Data listing:
########

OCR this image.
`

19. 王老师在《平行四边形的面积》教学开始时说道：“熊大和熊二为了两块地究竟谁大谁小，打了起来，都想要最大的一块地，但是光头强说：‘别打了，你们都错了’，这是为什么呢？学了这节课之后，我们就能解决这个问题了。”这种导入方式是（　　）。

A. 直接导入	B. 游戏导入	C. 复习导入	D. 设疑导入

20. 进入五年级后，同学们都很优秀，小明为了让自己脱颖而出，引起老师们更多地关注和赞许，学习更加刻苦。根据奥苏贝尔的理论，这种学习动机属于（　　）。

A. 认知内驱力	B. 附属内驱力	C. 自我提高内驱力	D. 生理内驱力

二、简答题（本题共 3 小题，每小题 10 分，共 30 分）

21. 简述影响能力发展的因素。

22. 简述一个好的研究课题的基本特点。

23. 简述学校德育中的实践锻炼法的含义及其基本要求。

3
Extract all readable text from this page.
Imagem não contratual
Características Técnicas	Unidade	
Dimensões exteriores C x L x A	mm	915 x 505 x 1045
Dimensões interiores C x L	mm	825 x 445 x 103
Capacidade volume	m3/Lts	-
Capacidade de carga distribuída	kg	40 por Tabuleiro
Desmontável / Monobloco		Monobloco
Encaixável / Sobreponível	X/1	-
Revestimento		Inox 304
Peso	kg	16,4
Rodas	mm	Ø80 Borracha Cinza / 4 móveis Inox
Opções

########

• Task brief: Print all of the entries again, exactly as written.

• Result:
OCR this image.
`

19. 王老师在《平行四边形的面积》教学开始时说道：“熊大和熊二为了两块地究竟谁大谁小，打了起来，都想要最大的一块地，但是光头强说：‘别打了，你们都错了’，这是为什么呢？学了这节课之后，我们就能解决这个问题了。”这种导入方式是（　　）。

A. 直接导入	B. 游戏导入	C. 复习导入	D. 设疑导入

20. 进入五年级后，同学们都很优秀，小明为了让自己脱颖而出，引起老师们更多地关注和赞许，学习更加刻苦。根据奥苏贝尔的理论，这种学习动机属于（　　）。

A. 认知内驱力	B. 附属内驱力	C. 自我提高内驱力	D. 生理内驱力

二、简答题（本题共 3 小题，每小题 10 分，共 30 分）

21. 简述影响能力发展的因素。

22. 简述一个好的研究课题的基本特点。

23. 简述学校德育中的实践锻炼法的含义及其基本要求。

3
Extract all readable text from this page.
Imagem não contratual
Características Técnicas	Unidade	
Dimensões exteriores C x L x A	mm	915 x 505 x 1045
Dimensões interiores C x L	mm	825 x 445 x 103
Capacidade volume	m3/Lts	-
Capacidade de carga distribuída	kg	40 por Tabuleiro
Desmontável / Monobloco		Monobloco
Encaixável / Sobreponível	X/1	-
Revestimento		Inox 304
Peso	kg	16,4
Rodas	mm	Ø80 Borracha Cinza / 4 móveis Inox
Opções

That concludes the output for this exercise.